**TASK GOAL:** Print all the data, keeping every line exactly as it is.

== RECORDS PROVIDED

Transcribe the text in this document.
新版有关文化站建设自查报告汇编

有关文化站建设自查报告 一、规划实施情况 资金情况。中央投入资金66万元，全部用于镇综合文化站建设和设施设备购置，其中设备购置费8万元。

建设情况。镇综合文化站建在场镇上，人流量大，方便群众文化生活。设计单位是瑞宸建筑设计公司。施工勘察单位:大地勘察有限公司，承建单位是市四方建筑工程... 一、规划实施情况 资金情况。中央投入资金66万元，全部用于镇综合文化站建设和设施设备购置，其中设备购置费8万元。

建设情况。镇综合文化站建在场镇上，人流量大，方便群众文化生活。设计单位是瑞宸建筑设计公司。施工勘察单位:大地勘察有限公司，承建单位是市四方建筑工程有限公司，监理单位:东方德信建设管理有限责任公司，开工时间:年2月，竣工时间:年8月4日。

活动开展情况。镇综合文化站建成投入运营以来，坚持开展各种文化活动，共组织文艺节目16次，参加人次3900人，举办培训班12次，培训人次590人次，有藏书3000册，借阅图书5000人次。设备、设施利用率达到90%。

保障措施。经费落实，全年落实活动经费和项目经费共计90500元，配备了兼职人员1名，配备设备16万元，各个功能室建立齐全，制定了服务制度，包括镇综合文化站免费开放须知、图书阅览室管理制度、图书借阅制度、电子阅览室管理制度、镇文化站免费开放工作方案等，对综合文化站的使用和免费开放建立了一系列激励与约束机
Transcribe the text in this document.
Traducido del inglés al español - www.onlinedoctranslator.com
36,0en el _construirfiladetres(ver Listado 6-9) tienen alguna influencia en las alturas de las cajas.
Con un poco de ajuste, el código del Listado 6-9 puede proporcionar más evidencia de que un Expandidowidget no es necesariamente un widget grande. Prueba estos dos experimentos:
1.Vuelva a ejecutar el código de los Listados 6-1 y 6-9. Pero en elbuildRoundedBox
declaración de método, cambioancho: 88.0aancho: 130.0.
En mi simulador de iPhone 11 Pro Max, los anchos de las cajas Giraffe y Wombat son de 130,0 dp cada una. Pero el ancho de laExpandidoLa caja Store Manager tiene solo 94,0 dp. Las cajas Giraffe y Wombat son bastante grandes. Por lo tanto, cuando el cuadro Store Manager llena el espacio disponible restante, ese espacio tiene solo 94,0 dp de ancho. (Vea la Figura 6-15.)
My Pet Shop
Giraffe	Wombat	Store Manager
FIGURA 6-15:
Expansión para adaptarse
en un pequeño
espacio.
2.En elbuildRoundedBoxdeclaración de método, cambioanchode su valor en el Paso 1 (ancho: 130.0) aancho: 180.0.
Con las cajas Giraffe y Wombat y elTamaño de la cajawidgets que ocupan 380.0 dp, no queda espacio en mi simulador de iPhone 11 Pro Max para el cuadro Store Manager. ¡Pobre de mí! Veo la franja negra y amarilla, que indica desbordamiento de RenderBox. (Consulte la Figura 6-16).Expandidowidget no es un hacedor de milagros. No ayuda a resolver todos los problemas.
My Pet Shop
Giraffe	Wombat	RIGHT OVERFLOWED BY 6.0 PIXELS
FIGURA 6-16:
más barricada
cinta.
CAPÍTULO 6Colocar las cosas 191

====

**THE COMPLETED TASK:**
Transcribe the text in this document.
新版有关文化站建设自查报告汇编

有关文化站建设自查报告 一、规划实施情况 资金情况。中央投入资金66万元，全部用于镇综合文化站建设和设施设备购置，其中设备购置费8万元。

建设情况。镇综合文化站建在场镇上，人流量大，方便群众文化生活。设计单位是瑞宸建筑设计公司。施工勘察单位:大地勘察有限公司，承建单位是市四方建筑工程... 一、规划实施情况 资金情况。中央投入资金66万元，全部用于镇综合文化站建设和设施设备购置，其中设备购置费8万元。

建设情况。镇综合文化站建在场镇上，人流量大，方便群众文化生活。设计单位是瑞宸建筑设计公司。施工勘察单位:大地勘察有限公司，承建单位是市四方建筑工程有限公司，监理单位:东方德信建设管理有限责任公司，开工时间:年2月，竣工时间:年8月4日。

活动开展情况。镇综合文化站建成投入运营以来，坚持开展各种文化活动，共组织文艺节目16次，参加人次3900人，举办培训班12次，培训人次590人次，有藏书3000册，借阅图书5000人次。设备、设施利用率达到90%。

保障措施。经费落实，全年落实活动经费和项目经费共计90500元，配备了兼职人员1名，配备设备16万元，各个功能室建立齐全，制定了服务制度，包括镇综合文化站免费开放须知、图书阅览室管理制度、图书借阅制度、电子阅览室管理制度、镇文化站免费开放工作方案等，对综合文化站的使用和免费开放建立了一系列激励与约束机
Transcribe the text in this document.
Traducido del inglés al español - www.onlinedoctranslator.com
36,0en el _construirfiladetres(ver Listado 6-9) tienen alguna influencia en las alturas de las cajas.
Con un poco de ajuste, el código del Listado 6-9 puede proporcionar más evidencia de que un Expandidowidget no es necesariamente un widget grande. Prueba estos dos experimentos:
1.Vuelva a ejecutar el código de los Listados 6-1 y 6-9. Pero en elbuildRoundedBox
declaración de método, cambioancho: 88.0aancho: 130.0.
En mi simulador de iPhone 11 Pro Max, los anchos de las cajas Giraffe y Wombat son de 130,0 dp cada una. Pero el ancho de laExpandidoLa caja Store Manager tiene solo 94,0 dp. Las cajas Giraffe y Wombat son bastante grandes. Por lo tanto, cuando el cuadro Store Manager llena el espacio disponible restante, ese espacio tiene solo 94,0 dp de ancho. (Vea la Figura 6-15.)
My Pet Shop
Giraffe	Wombat	Store Manager
FIGURA 6-15:
Expansión para adaptarse
en un pequeño
espacio.
2.En elbuildRoundedBoxdeclaración de método, cambioanchode su valor en el Paso 1 (ancho: 130.0) aancho: 180.0.
Con las cajas Giraffe y Wombat y elTamaño de la cajawidgets que ocupan 380.0 dp, no queda espacio en mi simulador de iPhone 11 Pro Max para el cuadro Store Manager. ¡Pobre de mí! Veo la franja negra y amarilla, que indica desbordamiento de RenderBox. (Consulte la Figura 6-16).Expandidowidget no es un hacedor de milagros. No ayuda a resolver todos los problemas.
My Pet Shop
Giraffe	Wombat	RIGHT OVERFLOWED BY 6.0 PIXELS
FIGURA 6-16:
más barricada
cinta.
CAPÍTULO 6Colocar las cosas 191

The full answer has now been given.